Requirements:
Reproduce each line bearing the word "bokovdesign".

Recorded data:

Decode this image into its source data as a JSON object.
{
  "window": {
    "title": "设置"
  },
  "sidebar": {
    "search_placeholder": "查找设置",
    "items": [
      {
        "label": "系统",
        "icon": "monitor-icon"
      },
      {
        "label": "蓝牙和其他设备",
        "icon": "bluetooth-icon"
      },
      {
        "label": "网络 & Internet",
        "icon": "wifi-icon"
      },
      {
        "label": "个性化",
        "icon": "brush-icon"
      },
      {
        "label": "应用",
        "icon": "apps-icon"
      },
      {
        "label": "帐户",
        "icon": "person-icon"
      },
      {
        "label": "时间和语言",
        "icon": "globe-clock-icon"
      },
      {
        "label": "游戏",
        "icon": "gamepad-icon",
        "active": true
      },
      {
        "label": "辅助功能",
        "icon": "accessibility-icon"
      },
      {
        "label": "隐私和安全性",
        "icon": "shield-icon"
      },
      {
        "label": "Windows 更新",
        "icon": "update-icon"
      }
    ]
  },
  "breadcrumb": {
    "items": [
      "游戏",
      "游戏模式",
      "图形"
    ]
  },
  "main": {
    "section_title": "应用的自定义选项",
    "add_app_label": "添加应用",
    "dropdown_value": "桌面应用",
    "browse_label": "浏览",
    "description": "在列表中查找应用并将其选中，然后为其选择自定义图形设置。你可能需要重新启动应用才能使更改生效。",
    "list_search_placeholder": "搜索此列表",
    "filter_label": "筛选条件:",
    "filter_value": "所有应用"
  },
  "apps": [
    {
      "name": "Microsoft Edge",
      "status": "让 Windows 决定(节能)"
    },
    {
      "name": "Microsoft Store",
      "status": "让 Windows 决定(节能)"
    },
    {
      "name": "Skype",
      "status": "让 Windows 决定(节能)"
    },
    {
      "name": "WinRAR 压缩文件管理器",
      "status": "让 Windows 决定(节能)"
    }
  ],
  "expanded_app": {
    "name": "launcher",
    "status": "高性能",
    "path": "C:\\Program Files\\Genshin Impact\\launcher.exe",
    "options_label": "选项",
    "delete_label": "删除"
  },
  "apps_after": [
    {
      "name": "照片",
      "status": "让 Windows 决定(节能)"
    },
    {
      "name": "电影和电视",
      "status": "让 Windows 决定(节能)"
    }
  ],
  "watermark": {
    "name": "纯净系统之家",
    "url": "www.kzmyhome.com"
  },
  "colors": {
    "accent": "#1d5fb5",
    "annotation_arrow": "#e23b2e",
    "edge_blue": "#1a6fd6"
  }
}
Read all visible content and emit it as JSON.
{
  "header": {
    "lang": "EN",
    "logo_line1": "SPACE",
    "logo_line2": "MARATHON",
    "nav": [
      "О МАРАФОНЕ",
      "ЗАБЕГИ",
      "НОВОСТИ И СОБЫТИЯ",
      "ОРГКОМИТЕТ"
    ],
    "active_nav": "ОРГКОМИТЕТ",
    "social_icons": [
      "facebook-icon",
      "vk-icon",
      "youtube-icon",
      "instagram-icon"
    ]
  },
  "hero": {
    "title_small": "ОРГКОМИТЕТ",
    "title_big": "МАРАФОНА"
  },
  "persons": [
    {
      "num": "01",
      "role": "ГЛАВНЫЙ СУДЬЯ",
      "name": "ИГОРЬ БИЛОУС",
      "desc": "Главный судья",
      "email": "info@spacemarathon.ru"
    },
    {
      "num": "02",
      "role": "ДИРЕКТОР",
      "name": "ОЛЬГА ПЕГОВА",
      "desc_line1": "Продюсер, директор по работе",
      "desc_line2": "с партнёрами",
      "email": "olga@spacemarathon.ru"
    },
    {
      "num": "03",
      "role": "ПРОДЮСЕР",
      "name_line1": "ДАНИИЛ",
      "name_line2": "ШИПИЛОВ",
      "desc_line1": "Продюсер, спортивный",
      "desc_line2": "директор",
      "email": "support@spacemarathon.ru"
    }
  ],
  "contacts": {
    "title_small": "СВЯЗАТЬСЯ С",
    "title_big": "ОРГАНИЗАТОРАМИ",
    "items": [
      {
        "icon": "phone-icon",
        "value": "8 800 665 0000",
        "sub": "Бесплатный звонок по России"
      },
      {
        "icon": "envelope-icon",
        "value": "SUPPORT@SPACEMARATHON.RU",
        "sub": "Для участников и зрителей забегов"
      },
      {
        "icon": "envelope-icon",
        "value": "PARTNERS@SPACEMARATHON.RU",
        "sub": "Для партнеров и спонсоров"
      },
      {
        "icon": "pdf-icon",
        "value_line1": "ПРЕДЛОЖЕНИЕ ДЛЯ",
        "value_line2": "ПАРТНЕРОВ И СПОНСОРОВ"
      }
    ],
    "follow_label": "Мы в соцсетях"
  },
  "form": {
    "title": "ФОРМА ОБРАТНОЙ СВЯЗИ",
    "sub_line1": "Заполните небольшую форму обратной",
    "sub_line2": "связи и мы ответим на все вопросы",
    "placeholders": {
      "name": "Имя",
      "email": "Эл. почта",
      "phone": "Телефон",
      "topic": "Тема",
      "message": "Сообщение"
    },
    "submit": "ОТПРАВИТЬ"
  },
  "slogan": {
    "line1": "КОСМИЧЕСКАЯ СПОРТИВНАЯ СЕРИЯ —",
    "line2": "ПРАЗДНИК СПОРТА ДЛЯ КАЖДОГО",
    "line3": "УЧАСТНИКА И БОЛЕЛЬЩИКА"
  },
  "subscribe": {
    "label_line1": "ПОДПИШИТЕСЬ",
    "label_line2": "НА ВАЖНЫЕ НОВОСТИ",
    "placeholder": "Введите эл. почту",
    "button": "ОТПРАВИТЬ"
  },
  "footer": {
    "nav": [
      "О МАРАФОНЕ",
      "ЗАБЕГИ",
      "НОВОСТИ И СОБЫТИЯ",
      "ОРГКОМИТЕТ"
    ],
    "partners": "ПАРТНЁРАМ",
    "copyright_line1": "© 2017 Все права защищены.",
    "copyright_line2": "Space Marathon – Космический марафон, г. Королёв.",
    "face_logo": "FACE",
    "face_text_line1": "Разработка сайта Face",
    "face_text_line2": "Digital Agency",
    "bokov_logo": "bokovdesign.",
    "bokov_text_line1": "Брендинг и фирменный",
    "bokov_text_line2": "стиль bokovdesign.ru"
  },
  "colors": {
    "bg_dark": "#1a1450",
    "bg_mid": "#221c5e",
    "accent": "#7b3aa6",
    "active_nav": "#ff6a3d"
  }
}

Complete output:
    "bokov_logo": "bokovdesign.",
    "bokov_text_line2": "стиль bokovdesign.ru"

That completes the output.